<<<<
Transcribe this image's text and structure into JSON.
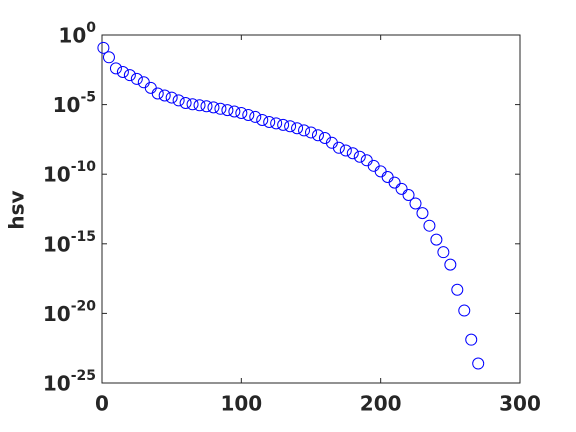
{
  "chart_data": {
    "type": "scatter",
    "ylabel": "hsv",
    "x": [
      1,
      5,
      10,
      15,
      20,
      25,
      30,
      35,
      40,
      45,
      50,
      55,
      60,
      65,
      70,
      75,
      80,
      85,
      90,
      95,
      100,
      105,
      110,
      115,
      120,
      125,
      130,
      135,
      140,
      145,
      150,
      155,
      160,
      165,
      170,
      175,
      180,
      185,
      190,
      195,
      200,
      205,
      210,
      215,
      220,
      225,
      230,
      235,
      240,
      245,
      250,
      255,
      260,
      265,
      270
    ],
    "values": [
      0.12,
      0.025,
      0.004,
      0.0022,
      0.0013,
      0.0007,
      0.0004,
      0.00016,
      6.3e-05,
      4.5e-05,
      3.2e-05,
      2e-05,
      1.3e-05,
      1.05e-05,
      8.9e-06,
      7.6e-06,
      6.3e-06,
      5e-06,
      4e-06,
      3.2e-06,
      2.5e-06,
      1.8e-06,
      1.3e-06,
      7.9e-07,
      5.6e-07,
      4.5e-07,
      3.5e-07,
      2.8e-07,
      2e-07,
      1.4e-07,
      1e-07,
      6.3e-08,
      4e-08,
      1.8e-08,
      7.9e-09,
      5e-09,
      3.2e-09,
      1.8e-09,
      1e-09,
      4e-10,
      1.6e-10,
      6.3e-11,
      2.5e-11,
      8.9e-12,
      3.2e-12,
      7.9e-13,
      1.6e-13,
      2e-14,
      2e-15,
      2.5e-16,
      3.2e-17,
      5e-19,
      1.6e-20,
      1.3e-22,
      2.5e-24
    ],
    "color": "#0000ff",
    "marker": "open-circle",
    "yscale": "log",
    "xlim": [
      0,
      300
    ],
    "xticks": [
      0,
      100,
      200,
      300
    ],
    "ylim": [
      1e-25,
      1
    ],
    "yticks": [
      {
        "value": 1e-25,
        "label": "10^-25"
      },
      {
        "value": 1e-20,
        "label": "10^-20"
      },
      {
        "value": 1e-15,
        "label": "10^-15"
      },
      {
        "value": 1e-10,
        "label": "10^-10"
      },
      {
        "value": 1e-05,
        "label": "10^-5"
      },
      {
        "value": 1,
        "label": "10^0"
      }
    ],
    "grid": false
  }
}
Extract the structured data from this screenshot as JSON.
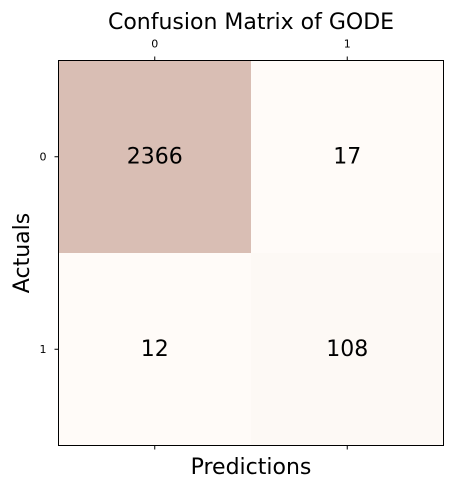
{
  "chart_data": {
    "type": "heatmap",
    "title": "Confusion Matrix of GODE",
    "xlabel": "Predictions",
    "ylabel": "Actuals",
    "x_categories": [
      "0",
      "1"
    ],
    "y_categories": [
      "0",
      "1"
    ],
    "values": [
      [
        2366,
        17
      ],
      [
        12,
        108
      ]
    ],
    "colors": {
      "high": "#d9beb4",
      "low": "#fffbf8",
      "axis": "#000000"
    },
    "x_ticks_position": "top"
  }
}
>>>>
Find each line with the string "this" and copy it out.

Transcribe this image's text and structure into JSON.
Extract the structured data from this screenshot as JSON.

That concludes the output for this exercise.